# TASK PROMPT
Give the data again, word for word.

◇ ◇ ◇ ◇ ◇ ◇ ◇

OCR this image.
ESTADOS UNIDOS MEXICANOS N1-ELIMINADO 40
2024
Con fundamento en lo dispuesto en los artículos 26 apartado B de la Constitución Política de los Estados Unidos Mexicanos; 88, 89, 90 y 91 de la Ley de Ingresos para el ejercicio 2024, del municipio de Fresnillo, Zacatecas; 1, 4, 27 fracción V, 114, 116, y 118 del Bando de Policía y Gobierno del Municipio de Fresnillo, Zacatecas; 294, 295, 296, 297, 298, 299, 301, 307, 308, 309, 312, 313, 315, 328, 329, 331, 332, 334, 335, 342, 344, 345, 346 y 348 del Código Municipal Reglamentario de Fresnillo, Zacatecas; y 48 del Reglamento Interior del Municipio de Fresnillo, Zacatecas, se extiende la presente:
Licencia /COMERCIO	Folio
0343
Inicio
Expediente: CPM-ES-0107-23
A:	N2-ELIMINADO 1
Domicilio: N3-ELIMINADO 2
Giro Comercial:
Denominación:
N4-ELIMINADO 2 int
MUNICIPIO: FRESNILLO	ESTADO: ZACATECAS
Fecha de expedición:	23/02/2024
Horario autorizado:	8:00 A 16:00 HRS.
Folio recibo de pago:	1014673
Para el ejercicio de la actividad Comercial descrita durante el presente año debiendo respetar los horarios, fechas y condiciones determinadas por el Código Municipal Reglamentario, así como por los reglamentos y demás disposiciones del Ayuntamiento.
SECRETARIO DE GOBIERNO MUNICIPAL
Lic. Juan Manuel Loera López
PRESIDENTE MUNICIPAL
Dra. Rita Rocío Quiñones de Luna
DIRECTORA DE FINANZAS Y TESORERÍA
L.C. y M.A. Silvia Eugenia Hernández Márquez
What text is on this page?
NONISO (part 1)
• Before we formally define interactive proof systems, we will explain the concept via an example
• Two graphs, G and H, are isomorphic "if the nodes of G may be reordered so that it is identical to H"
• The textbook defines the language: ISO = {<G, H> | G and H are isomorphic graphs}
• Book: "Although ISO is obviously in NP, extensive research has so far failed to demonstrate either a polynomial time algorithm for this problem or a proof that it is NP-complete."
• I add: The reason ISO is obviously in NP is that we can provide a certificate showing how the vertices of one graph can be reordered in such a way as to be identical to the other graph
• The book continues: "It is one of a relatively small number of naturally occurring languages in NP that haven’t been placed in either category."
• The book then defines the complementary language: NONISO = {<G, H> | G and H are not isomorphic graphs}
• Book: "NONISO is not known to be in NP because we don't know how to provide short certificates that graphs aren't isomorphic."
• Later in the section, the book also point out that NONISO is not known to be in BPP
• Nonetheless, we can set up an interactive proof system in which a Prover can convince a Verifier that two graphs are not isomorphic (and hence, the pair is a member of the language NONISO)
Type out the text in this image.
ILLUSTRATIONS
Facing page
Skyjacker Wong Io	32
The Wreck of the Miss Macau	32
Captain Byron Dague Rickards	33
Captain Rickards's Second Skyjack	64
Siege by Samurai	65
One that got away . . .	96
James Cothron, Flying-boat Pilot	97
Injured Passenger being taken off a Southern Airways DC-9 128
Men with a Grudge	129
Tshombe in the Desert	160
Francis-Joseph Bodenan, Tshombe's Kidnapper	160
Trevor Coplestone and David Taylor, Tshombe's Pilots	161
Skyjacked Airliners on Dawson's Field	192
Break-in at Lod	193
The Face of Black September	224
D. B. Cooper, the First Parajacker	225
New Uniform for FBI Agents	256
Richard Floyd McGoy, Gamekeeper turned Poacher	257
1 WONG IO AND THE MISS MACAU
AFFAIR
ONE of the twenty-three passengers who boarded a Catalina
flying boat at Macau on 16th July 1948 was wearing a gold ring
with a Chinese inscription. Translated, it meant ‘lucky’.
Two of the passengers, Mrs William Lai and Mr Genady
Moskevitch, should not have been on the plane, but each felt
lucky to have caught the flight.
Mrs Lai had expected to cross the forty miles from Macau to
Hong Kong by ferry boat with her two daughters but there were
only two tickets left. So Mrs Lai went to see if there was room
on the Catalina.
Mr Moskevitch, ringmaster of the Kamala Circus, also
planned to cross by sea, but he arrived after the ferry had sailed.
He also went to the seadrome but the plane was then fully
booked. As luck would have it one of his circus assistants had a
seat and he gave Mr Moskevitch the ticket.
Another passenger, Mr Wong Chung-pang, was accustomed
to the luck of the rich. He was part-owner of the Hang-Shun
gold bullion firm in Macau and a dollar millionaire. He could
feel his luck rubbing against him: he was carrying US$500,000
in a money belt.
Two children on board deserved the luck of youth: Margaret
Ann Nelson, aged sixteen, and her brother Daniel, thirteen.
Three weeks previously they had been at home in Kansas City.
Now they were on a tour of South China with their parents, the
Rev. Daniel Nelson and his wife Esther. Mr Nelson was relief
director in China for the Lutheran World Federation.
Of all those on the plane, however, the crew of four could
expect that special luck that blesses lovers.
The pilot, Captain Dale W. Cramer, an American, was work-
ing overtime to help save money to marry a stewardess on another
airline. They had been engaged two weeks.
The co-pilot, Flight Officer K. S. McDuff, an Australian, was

◇ ◇ ◇ ◇ ◇ ◇ ◇

# ANSWER IN FULL
OCR this image.
ESTADOS UNIDOS MEXICANOS N1-ELIMINADO 40
2024
Con fundamento en lo dispuesto en los artículos 26 apartado B de la Constitución Política de los Estados Unidos Mexicanos; 88, 89, 90 y 91 de la Ley de Ingresos para el ejercicio 2024, del municipio de Fresnillo, Zacatecas; 1, 4, 27 fracción V, 114, 116, y 118 del Bando de Policía y Gobierno del Municipio de Fresnillo, Zacatecas; 294, 295, 296, 297, 298, 299, 301, 307, 308, 309, 312, 313, 315, 328, 329, 331, 332, 334, 335, 342, 344, 345, 346 y 348 del Código Municipal Reglamentario de Fresnillo, Zacatecas; y 48 del Reglamento Interior del Municipio de Fresnillo, Zacatecas, se extiende la presente:
Licencia /COMERCIO	Folio
0343
Inicio
Expediente: CPM-ES-0107-23
A:	N2-ELIMINADO 1
Domicilio: N3-ELIMINADO 2
Giro Comercial:
Denominación:
N4-ELIMINADO 2 int
MUNICIPIO: FRESNILLO	ESTADO: ZACATECAS
Fecha de expedición:	23/02/2024
Horario autorizado:	8:00 A 16:00 HRS.
Folio recibo de pago:	1014673
Para el ejercicio de la actividad Comercial descrita durante el presente año debiendo respetar los horarios, fechas y condiciones determinadas por el Código Municipal Reglamentario, así como por los reglamentos y demás disposiciones del Ayuntamiento.
SECRETARIO DE GOBIERNO MUNICIPAL
Lic. Juan Manuel Loera López
PRESIDENTE MUNICIPAL
Dra. Rita Rocío Quiñones de Luna
DIRECTORA DE FINANZAS Y TESORERÍA
L.C. y M.A. Silvia Eugenia Hernández Márquez
What text is on this page?
NONISO (part 1)
• Before we formally define interactive proof systems, we will explain the concept via an example
• Two graphs, G and H, are isomorphic "if the nodes of G may be reordered so that it is identical to H"
• The textbook defines the language: ISO = {<G, H> | G and H are isomorphic graphs}
• Book: "Although ISO is obviously in NP, extensive research has so far failed to demonstrate either a polynomial time algorithm for this problem or a proof that it is NP-complete."
• I add: The reason ISO is obviously in NP is that we can provide a certificate showing how the vertices of one graph can be reordered in such a way as to be identical to the other graph
• The book continues: "It is one of a relatively small number of naturally occurring languages in NP that haven’t been placed in either category."
• The book then defines the complementary language: NONISO = {<G, H> | G and H are not isomorphic graphs}
• Book: "NONISO is not known to be in NP because we don't know how to provide short certificates that graphs aren't isomorphic."
• Later in the section, the book also point out that NONISO is not known to be in BPP
• Nonetheless, we can set up an interactive proof system in which a Prover can convince a Verifier that two graphs are not isomorphic (and hence, the pair is a member of the language NONISO)
Type out the text in this image.
ILLUSTRATIONS
Facing page
Skyjacker Wong Io	32
The Wreck of the Miss Macau	32
Captain Byron Dague Rickards	33
Captain Rickards's Second Skyjack	64
Siege by Samurai	65
One that got away . . .	96
James Cothron, Flying-boat Pilot	97
Injured Passenger being taken off a Southern Airways DC-9 128
Men with a Grudge	129
Tshombe in the Desert	160
Francis-Joseph Bodenan, Tshombe's Kidnapper	160
Trevor Coplestone and David Taylor, Tshombe's Pilots	161
Skyjacked Airliners on Dawson's Field	192
Break-in at Lod	193
The Face of Black September	224
D. B. Cooper, the First Parajacker	225
New Uniform for FBI Agents	256
Richard Floyd McGoy, Gamekeeper turned Poacher	257
1 WONG IO AND THE MISS MACAU
AFFAIR
ONE of the twenty-three passengers who boarded a Catalina
flying boat at Macau on 16th July 1948 was wearing a gold ring
with a Chinese inscription. Translated, it meant ‘lucky’.
Two of the passengers, Mrs William Lai and Mr Genady
Moskevitch, should not have been on the plane, but each felt
lucky to have caught the flight.
Mrs Lai had expected to cross the forty miles from Macau to
Hong Kong by ferry boat with her two daughters but there were
only two tickets left. So Mrs Lai went to see if there was room
on the Catalina.
Mr Moskevitch, ringmaster of the Kamala Circus, also
planned to cross by sea, but he arrived after the ferry had sailed.
He also went to the seadrome but the plane was then fully
booked. As luck would have it one of his circus assistants had a
seat and he gave Mr Moskevitch the ticket.
Another passenger, Mr Wong Chung-pang, was accustomed
to the luck of the rich. He was part-owner of the Hang-Shun
gold bullion firm in Macau and a dollar millionaire. He could
feel his luck rubbing against him: he was carrying US$500,000
in a money belt.
Two children on board deserved the luck of youth: Margaret
Ann Nelson, aged sixteen, and her brother Daniel, thirteen.
Three weeks previously they had been at home in Kansas City.
Now they were on a tour of South China with their parents, the
Rev. Daniel Nelson and his wife Esther. Mr Nelson was relief
director in China for the Lutheran World Federation.
Of all those on the plane, however, the crew of four could
expect that special luck that blesses lovers.
The pilot, Captain Dale W. Cramer, an American, was work-
ing overtime to help save money to marry a stewardess on another
airline. They had been engaged two weeks.
The co-pilot, Flight Officer K. S. McDuff, an Australian, was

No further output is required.